- WHAT NEEDS TO BE DONE -
Across the material below, how many lines contain the word "title"? Give only the number.

|---|

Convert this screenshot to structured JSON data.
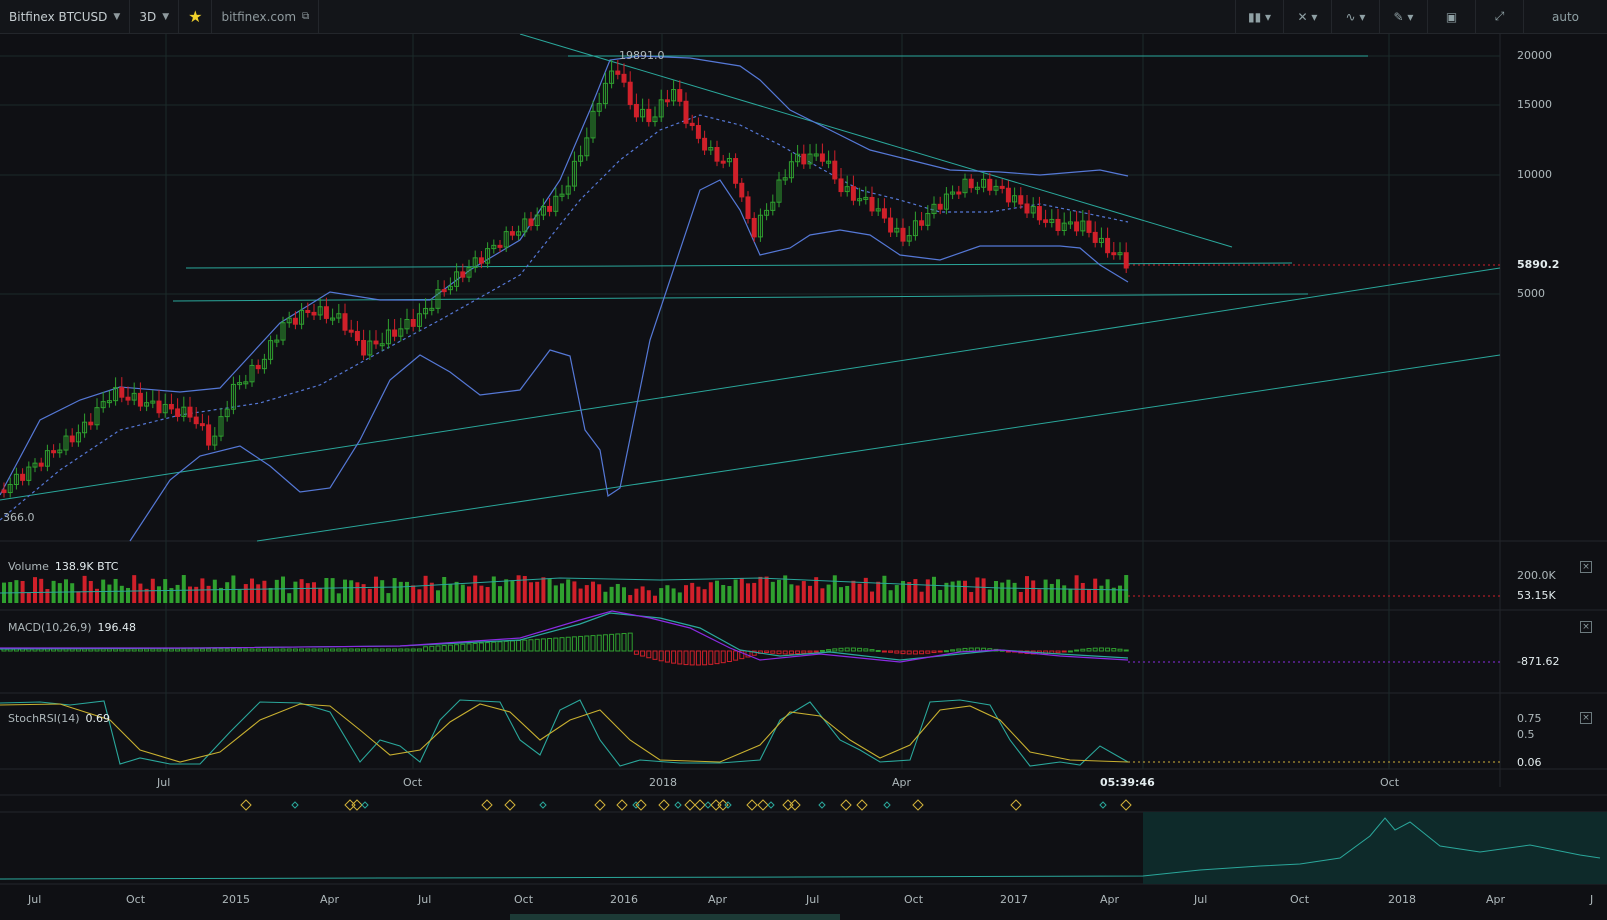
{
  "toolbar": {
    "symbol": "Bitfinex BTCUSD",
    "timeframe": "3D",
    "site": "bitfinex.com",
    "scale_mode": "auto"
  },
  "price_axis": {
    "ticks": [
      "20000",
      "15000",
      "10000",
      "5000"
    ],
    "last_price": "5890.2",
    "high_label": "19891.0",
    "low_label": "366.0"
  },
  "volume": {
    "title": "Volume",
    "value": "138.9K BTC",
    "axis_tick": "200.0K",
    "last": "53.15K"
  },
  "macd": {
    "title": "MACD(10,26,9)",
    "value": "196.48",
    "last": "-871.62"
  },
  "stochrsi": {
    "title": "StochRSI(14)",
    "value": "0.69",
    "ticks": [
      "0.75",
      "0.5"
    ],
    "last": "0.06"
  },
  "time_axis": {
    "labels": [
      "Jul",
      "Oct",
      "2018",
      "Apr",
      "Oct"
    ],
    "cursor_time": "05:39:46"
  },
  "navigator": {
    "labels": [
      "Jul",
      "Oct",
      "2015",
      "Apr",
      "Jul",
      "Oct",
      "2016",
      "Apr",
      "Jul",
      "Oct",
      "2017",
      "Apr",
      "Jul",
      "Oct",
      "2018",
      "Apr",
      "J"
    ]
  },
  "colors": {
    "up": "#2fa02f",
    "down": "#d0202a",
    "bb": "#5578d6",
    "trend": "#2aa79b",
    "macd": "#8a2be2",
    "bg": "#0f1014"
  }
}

|---|

- FINAL RESULT -
3